Material shown ::
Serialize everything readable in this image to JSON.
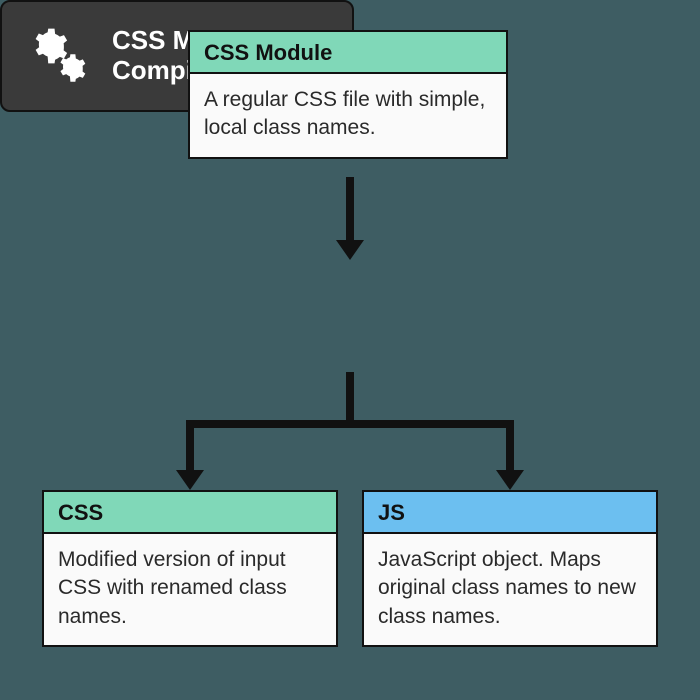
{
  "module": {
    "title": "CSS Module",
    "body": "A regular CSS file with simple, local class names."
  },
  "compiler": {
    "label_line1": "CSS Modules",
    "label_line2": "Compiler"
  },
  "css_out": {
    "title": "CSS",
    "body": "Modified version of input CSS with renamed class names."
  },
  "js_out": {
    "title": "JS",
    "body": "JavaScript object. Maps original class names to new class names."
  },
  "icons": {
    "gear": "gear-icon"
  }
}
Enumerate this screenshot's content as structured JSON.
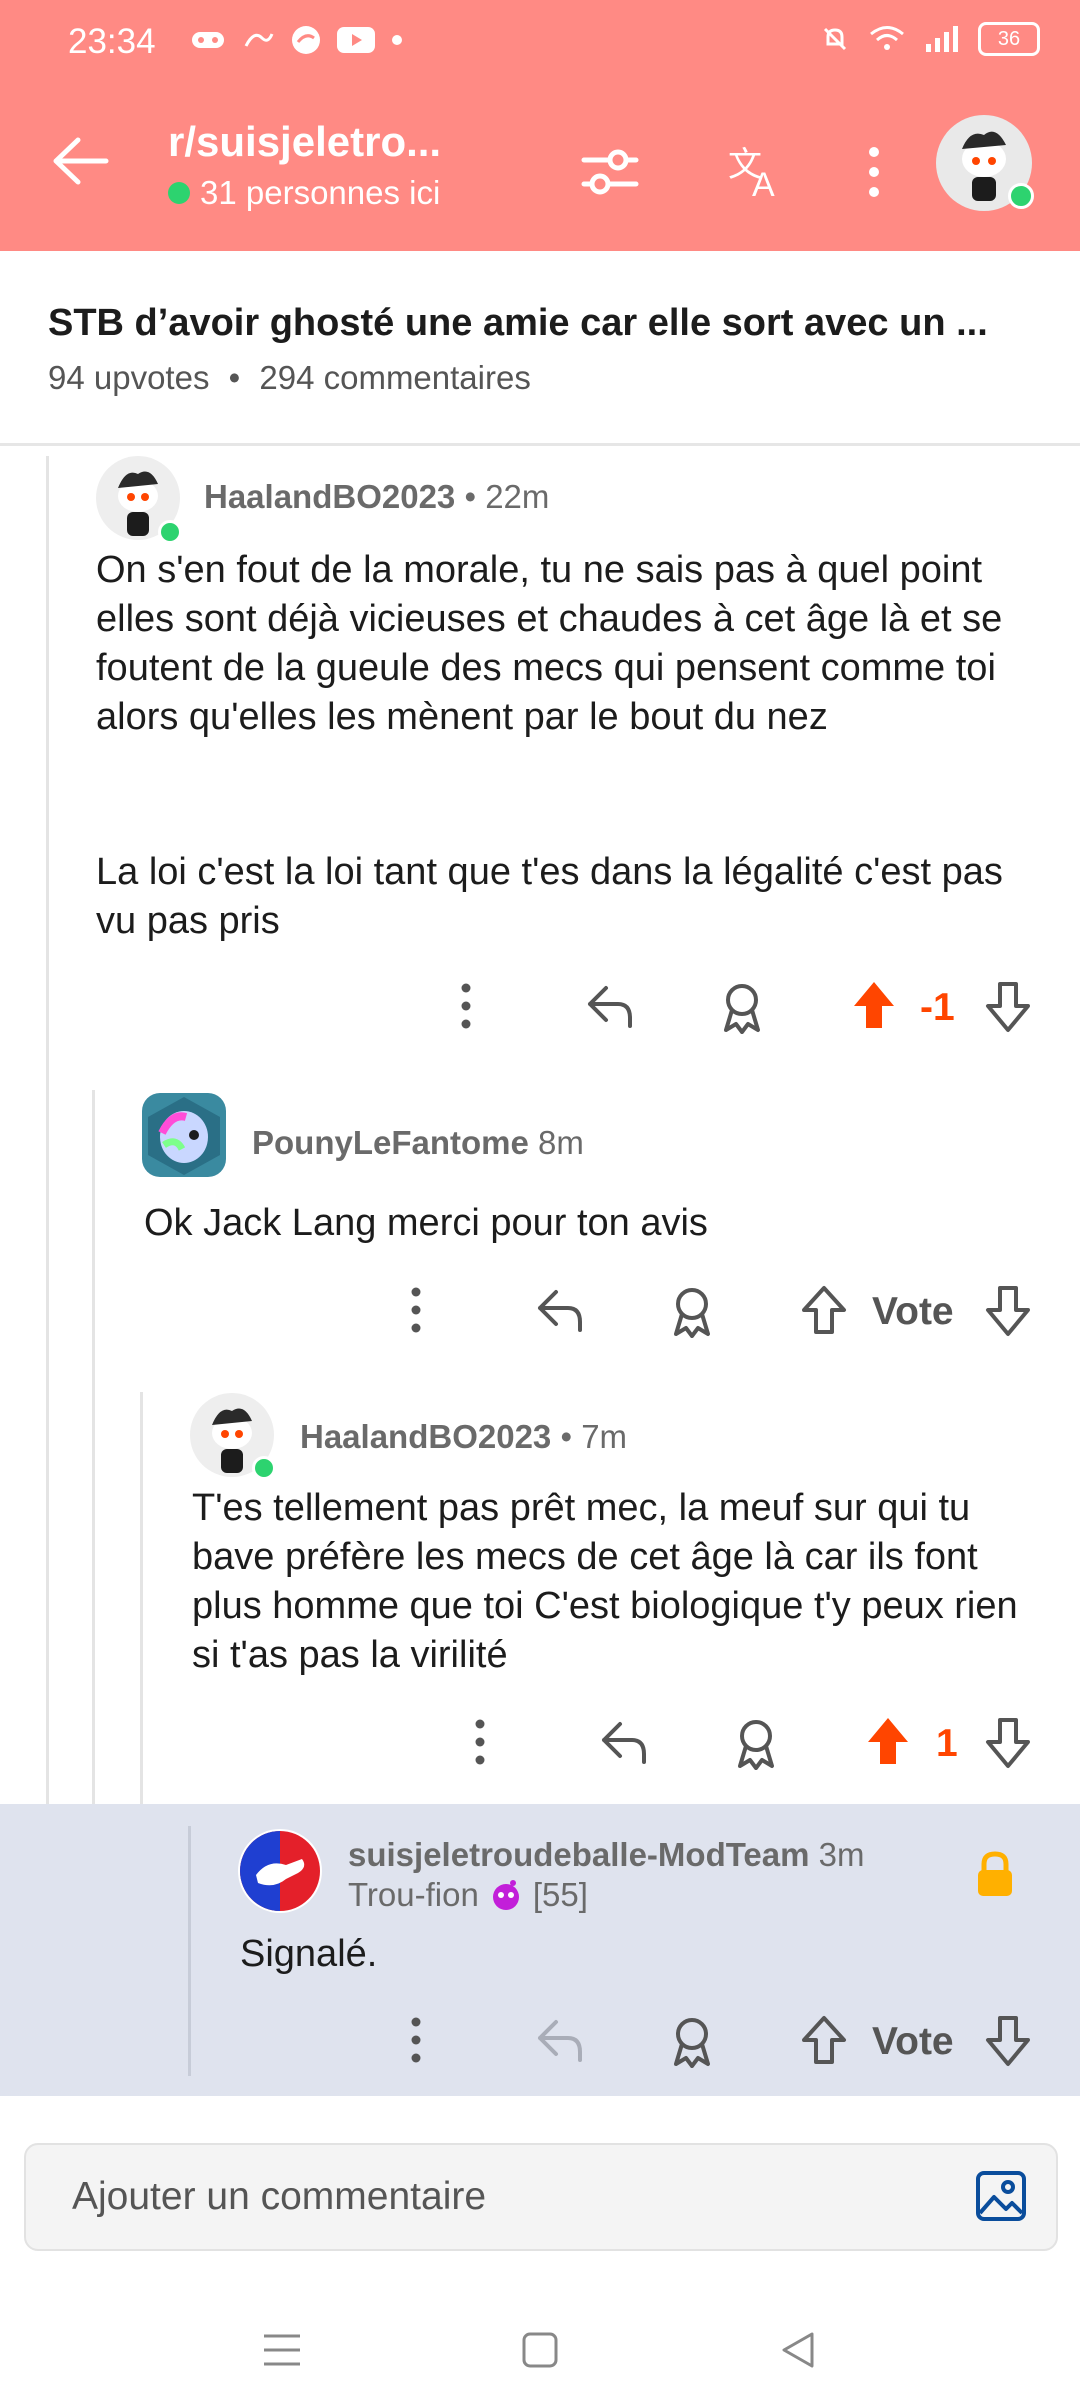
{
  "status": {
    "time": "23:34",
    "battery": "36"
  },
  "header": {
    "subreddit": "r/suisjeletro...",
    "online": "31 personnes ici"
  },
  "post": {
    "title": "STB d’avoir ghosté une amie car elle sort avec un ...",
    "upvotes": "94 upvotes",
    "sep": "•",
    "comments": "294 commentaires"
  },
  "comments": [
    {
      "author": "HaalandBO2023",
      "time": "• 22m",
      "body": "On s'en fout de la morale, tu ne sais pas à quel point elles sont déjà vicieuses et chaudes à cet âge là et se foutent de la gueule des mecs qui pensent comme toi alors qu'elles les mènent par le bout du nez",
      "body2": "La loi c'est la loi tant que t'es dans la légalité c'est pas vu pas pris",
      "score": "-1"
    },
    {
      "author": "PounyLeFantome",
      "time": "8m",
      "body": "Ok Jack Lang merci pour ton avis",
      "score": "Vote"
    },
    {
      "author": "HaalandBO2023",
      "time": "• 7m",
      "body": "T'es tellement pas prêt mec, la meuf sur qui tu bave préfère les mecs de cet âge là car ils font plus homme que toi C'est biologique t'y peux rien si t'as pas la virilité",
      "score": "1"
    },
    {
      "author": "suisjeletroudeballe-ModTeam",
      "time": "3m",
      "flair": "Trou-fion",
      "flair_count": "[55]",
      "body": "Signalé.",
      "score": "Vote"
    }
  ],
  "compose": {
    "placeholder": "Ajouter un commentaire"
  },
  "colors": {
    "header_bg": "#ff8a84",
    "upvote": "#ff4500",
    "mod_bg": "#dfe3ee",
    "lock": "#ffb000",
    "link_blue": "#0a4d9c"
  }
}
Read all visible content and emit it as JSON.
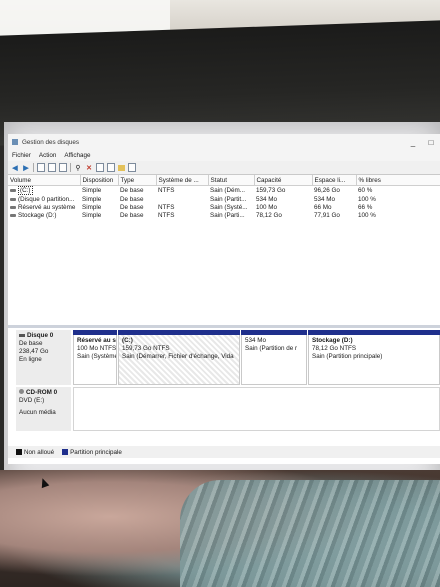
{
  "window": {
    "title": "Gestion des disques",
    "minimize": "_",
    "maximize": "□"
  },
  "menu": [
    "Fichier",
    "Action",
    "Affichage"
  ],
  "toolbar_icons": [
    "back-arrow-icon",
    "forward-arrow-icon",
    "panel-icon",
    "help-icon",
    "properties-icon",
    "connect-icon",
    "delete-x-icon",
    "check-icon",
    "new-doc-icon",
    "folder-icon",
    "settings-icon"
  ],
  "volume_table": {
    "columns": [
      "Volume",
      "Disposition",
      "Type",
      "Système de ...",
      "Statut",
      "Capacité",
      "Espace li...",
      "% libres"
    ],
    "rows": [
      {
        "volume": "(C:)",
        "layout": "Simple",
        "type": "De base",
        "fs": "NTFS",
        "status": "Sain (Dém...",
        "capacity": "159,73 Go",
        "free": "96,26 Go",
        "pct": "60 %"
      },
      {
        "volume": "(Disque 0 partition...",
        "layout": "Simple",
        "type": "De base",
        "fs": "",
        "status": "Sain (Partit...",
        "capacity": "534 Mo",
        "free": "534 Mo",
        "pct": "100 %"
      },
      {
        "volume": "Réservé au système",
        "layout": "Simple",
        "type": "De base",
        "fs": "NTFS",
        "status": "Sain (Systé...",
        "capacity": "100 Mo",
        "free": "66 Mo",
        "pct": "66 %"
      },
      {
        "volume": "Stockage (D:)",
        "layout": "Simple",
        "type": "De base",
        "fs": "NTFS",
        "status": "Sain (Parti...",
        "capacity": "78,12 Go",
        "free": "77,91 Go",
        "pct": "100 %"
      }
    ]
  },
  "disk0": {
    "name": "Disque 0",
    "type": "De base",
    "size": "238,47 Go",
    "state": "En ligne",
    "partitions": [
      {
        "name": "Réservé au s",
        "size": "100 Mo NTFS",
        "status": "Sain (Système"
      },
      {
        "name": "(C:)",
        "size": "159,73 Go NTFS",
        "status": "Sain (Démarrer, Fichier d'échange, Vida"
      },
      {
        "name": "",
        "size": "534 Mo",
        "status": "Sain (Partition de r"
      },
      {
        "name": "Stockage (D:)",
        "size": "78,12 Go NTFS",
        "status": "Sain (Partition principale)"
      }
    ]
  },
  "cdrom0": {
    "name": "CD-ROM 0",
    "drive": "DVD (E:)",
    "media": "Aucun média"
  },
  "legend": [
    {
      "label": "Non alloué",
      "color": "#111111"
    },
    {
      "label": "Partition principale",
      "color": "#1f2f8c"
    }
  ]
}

Stated task ::
Each line that has the word "status" counts once. How many such lines are in the data? Give the number alone.

Response to the exercise ::
9